Stated task –
Find all the lines with "Deniz" and gather them.

start Entries

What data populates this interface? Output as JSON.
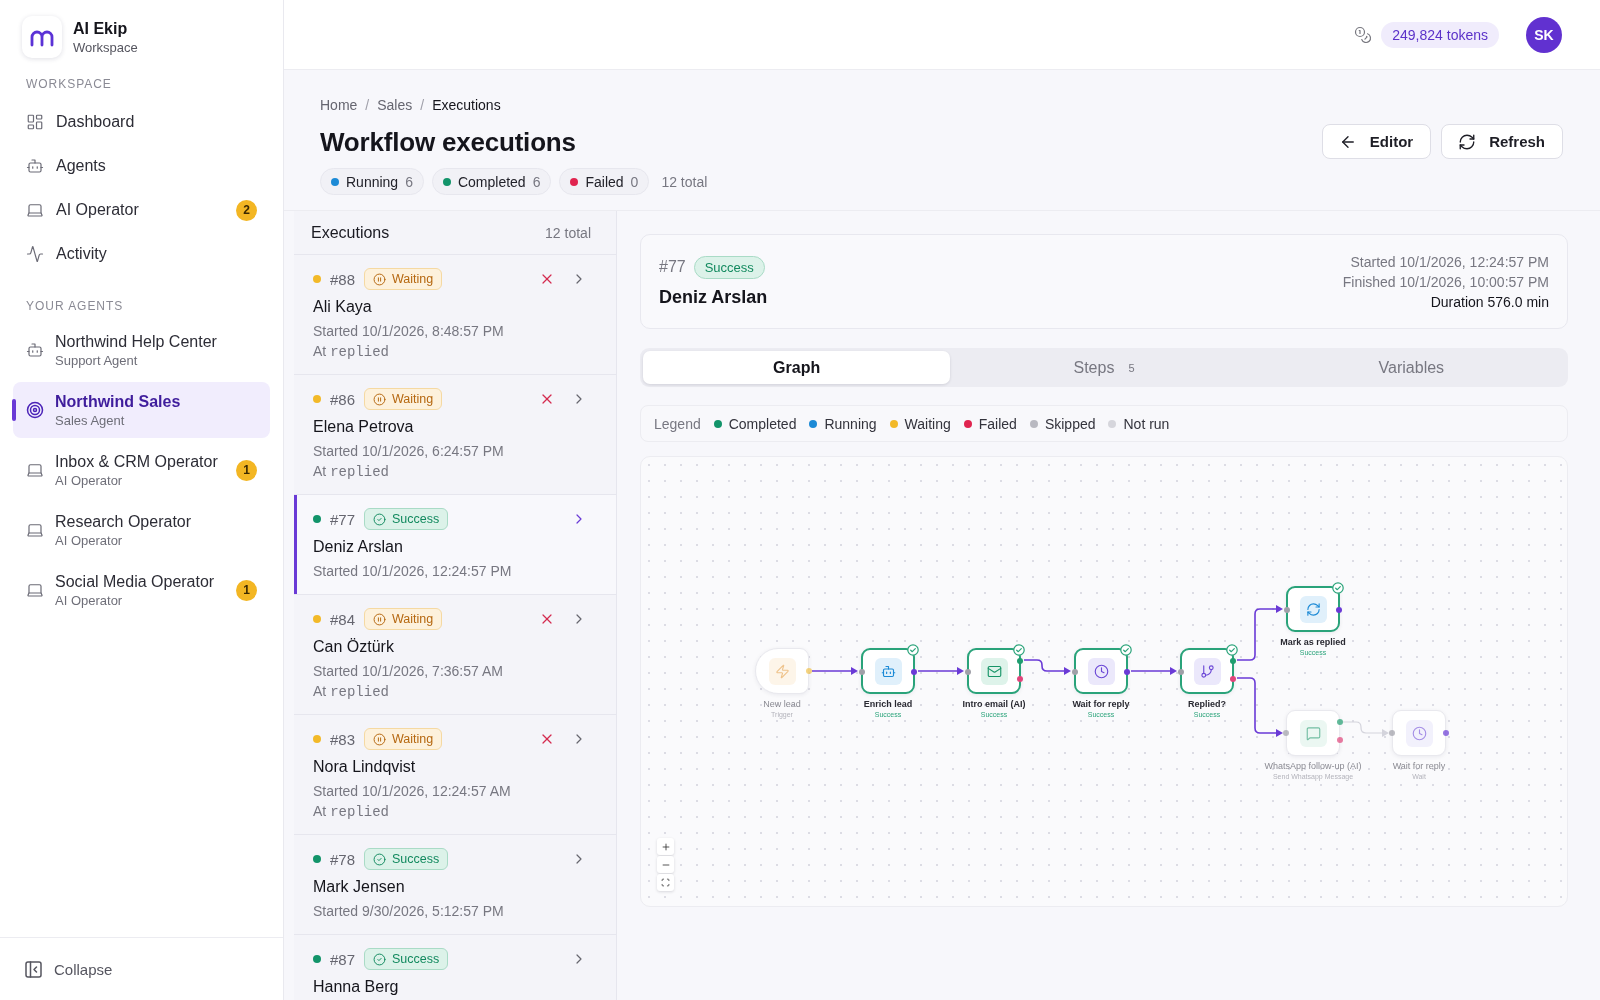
{
  "sidebar": {
    "brand": {
      "name": "AI Ekip",
      "subtitle": "Workspace"
    },
    "workspace": {
      "title": "WORKSPACE",
      "items": [
        {
          "label": "Dashboard",
          "kind": "dashboard",
          "selected": false
        },
        {
          "label": "Agents",
          "kind": "agents",
          "selected": false
        },
        {
          "label": "AI Operator",
          "kind": "operator",
          "badge": "2",
          "selected": false
        },
        {
          "label": "Activity",
          "kind": "activity",
          "selected": false
        }
      ]
    },
    "agents": {
      "title": "YOUR AGENTS",
      "items": [
        {
          "name": "Northwind Help Center",
          "role": "Support Agent",
          "kind": "support",
          "selected": false
        },
        {
          "name": "Northwind Sales",
          "role": "Sales Agent",
          "kind": "sales",
          "selected": true
        },
        {
          "name": "Inbox & CRM Operator",
          "role": "AI Operator",
          "kind": "operator",
          "badge": "1",
          "selected": false
        },
        {
          "name": "Research Operator",
          "role": "AI Operator",
          "kind": "operator",
          "selected": false
        },
        {
          "name": "Social Media Operator",
          "role": "AI Operator",
          "kind": "operator",
          "badge": "1",
          "selected": false
        }
      ]
    },
    "collapse": "Collapse"
  },
  "topbar": {
    "tokens": "249,824 tokens",
    "avatar": "SK"
  },
  "page": {
    "breadcrumb": [
      {
        "label": "Home",
        "kind": "link"
      },
      {
        "label": "/",
        "kind": "separator"
      },
      {
        "label": "Sales",
        "kind": "link"
      },
      {
        "label": "/",
        "kind": "separator"
      },
      {
        "label": "Executions",
        "kind": "current"
      }
    ],
    "title": "Workflow executions",
    "stats": [
      {
        "label": "Running",
        "count": "6",
        "color": "#1c8ad6"
      },
      {
        "label": "Completed",
        "count": "6",
        "color": "#12946a"
      },
      {
        "label": "Failed",
        "count": "0",
        "color": "#e0244f"
      }
    ],
    "total": "12 total",
    "actions": [
      {
        "label": "Editor",
        "kind": "back"
      },
      {
        "label": "Refresh",
        "kind": "refresh"
      }
    ]
  },
  "executions": {
    "title": "Executions",
    "total": "12 total",
    "rows": [
      {
        "id": "#88",
        "kind": "waiting",
        "status_label": "Waiting",
        "name": "Ali Kaya",
        "started": "Started 10/1/2026, 8:48:57 PM",
        "at": "At",
        "step": "replied",
        "cancellable": true,
        "selected": false
      },
      {
        "id": "#86",
        "kind": "waiting",
        "status_label": "Waiting",
        "name": "Elena Petrova",
        "started": "Started 10/1/2026, 6:24:57 PM",
        "at": "At",
        "step": "replied",
        "cancellable": true,
        "selected": false
      },
      {
        "id": "#77",
        "kind": "success",
        "status_label": "Success",
        "name": "Deniz Arslan",
        "started": "Started 10/1/2026, 12:24:57 PM",
        "cancellable": false,
        "selected": true
      },
      {
        "id": "#84",
        "kind": "waiting",
        "status_label": "Waiting",
        "name": "Can Öztürk",
        "started": "Started 10/1/2026, 7:36:57 AM",
        "at": "At",
        "step": "replied",
        "cancellable": true,
        "selected": false
      },
      {
        "id": "#83",
        "kind": "waiting",
        "status_label": "Waiting",
        "name": "Nora Lindqvist",
        "started": "Started 10/1/2026, 12:24:57 AM",
        "at": "At",
        "step": "replied",
        "cancellable": true,
        "selected": false
      },
      {
        "id": "#78",
        "kind": "success",
        "status_label": "Success",
        "name": "Mark Jensen",
        "started": "Started 9/30/2026, 5:12:57 PM",
        "cancellable": false,
        "selected": false
      },
      {
        "id": "#87",
        "kind": "success",
        "status_label": "Success",
        "name": "Hanna Berg",
        "cancellable": false,
        "selected": false
      }
    ]
  },
  "detail": {
    "id": "#77",
    "kind": "success",
    "status_label": "Success",
    "name": "Deniz Arslan",
    "started": "Started 10/1/2026, 12:24:57 PM",
    "finished": "Finished 10/1/2026, 10:00:57 PM",
    "duration": "Duration 576.0 min",
    "tabs": [
      {
        "label": "Graph",
        "selected": true
      },
      {
        "label": "Steps",
        "count": "5",
        "selected": false
      },
      {
        "label": "Variables",
        "selected": false
      }
    ],
    "legend": {
      "title": "Legend",
      "items": [
        {
          "label": "Completed",
          "color": "#12946a"
        },
        {
          "label": "Running",
          "color": "#1c8ad6"
        },
        {
          "label": "Waiting",
          "color": "#f2b929"
        },
        {
          "label": "Failed",
          "color": "#e0244f"
        },
        {
          "label": "Skipped",
          "color": "#b9b9c1"
        },
        {
          "label": "Not run",
          "color": "#d6d6dc"
        }
      ]
    },
    "graph": {
      "flow": [
        {
          "label": "New lead",
          "sublabel": "Trigger",
          "kind": "trigger",
          "completed": false,
          "children": [
            {
              "label": "Enrich lead",
              "sublabel": "Success",
              "kind": "agent",
              "completed": true,
              "edge": {
                "kind": "out",
                "active": true
              },
              "children": [
                {
                  "label": "Intro email (AI)",
                  "sublabel": "Success",
                  "kind": "email",
                  "completed": true,
                  "edge": {
                    "kind": "out",
                    "active": true
                  },
                  "children": [
                    {
                      "label": "Wait for reply",
                      "sublabel": "Success",
                      "kind": "wait",
                      "completed": true,
                      "edge": {
                        "kind": "success",
                        "active": true
                      },
                      "children": [
                        {
                          "label": "Replied?",
                          "sublabel": "Success",
                          "kind": "condition",
                          "completed": true,
                          "edge": {
                            "kind": "out",
                            "active": true
                          },
                          "children": [
                            {
                              "label": "Mark as replied",
                              "sublabel": "Success",
                              "kind": "action",
                              "completed": true,
                              "edge": {
                                "kind": "success",
                                "active": true
                              }
                            },
                            {
                              "label": "WhatsApp follow-up (AI)",
                              "sublabel": "Send Whatsapp Message",
                              "kind": "message",
                              "completed": false,
                              "edge": {
                                "kind": "failure",
                                "active": true
                              },
                              "children": [
                                {
                                  "label": "Wait for reply",
                                  "sublabel": "Wait",
                                  "kind": "wait",
                                  "completed": false,
                                  "edge": {
                                    "kind": "success",
                                    "active": false
                                  }
                                }
                              ]
                            }
                          ]
                        }
                      ]
                    }
                  ]
                }
              ]
            }
          ]
        }
      ]
    }
  }
}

end Entries

The answer –
        "name": "Deniz Arslan",
    "name": "Deniz Arslan",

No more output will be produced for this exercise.